───── Provided entries ─────
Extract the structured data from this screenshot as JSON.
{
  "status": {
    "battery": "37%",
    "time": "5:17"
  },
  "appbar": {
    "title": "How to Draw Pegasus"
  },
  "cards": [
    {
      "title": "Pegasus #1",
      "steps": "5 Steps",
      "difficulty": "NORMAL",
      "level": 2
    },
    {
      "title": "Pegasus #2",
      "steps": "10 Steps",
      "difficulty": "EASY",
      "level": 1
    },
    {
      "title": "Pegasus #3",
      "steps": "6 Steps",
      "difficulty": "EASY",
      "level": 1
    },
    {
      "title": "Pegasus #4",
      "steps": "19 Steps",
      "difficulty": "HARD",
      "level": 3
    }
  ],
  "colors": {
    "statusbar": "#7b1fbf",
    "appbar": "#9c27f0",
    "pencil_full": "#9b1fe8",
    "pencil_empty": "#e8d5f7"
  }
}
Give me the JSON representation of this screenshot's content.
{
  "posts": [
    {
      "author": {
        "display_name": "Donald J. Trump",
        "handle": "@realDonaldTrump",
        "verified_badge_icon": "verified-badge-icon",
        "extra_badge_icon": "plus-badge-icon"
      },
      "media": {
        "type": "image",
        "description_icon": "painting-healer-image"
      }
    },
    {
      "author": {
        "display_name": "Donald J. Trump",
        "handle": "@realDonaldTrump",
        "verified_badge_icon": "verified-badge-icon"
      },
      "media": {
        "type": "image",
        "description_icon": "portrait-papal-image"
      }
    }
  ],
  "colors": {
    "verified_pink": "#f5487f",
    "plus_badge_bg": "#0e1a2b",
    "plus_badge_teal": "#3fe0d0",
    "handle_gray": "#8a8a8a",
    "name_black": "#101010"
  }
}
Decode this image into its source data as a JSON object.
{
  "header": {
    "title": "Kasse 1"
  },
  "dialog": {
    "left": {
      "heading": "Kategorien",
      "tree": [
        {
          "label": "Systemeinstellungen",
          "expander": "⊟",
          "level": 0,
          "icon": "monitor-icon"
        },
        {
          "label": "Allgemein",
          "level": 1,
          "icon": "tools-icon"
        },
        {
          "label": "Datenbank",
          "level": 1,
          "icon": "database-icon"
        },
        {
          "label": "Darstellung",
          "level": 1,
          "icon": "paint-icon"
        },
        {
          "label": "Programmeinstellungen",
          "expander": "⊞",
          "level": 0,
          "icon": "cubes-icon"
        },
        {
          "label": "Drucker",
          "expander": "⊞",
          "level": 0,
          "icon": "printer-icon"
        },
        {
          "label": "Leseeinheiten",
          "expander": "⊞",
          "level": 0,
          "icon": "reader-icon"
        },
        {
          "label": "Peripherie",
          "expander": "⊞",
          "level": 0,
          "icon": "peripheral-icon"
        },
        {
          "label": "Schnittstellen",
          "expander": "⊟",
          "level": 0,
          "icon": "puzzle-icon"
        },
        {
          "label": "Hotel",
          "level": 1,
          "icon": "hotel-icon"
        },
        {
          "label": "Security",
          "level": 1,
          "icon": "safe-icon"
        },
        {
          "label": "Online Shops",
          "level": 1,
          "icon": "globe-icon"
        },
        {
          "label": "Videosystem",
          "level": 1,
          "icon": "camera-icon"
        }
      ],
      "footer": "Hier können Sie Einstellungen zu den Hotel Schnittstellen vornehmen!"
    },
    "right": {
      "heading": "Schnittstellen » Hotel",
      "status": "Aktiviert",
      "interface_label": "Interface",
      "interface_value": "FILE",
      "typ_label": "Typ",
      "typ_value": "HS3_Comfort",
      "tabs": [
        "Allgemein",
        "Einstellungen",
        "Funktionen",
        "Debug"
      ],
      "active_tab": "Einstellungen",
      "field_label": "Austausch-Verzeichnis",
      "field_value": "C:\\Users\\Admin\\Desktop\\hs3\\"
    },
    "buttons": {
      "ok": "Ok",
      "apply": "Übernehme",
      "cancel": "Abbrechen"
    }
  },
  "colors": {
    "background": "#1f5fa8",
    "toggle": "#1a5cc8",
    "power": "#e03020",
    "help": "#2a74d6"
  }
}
─────
#### Aim:
Find the lines containing "Pegasus" and list every one of them.

#### Written response:
    "title": "How to Draw Pegasus"
      "title": "Pegasus #1",
      "title": "Pegasus #2",
      "title": "Pegasus #3",
      "title": "Pegasus #4",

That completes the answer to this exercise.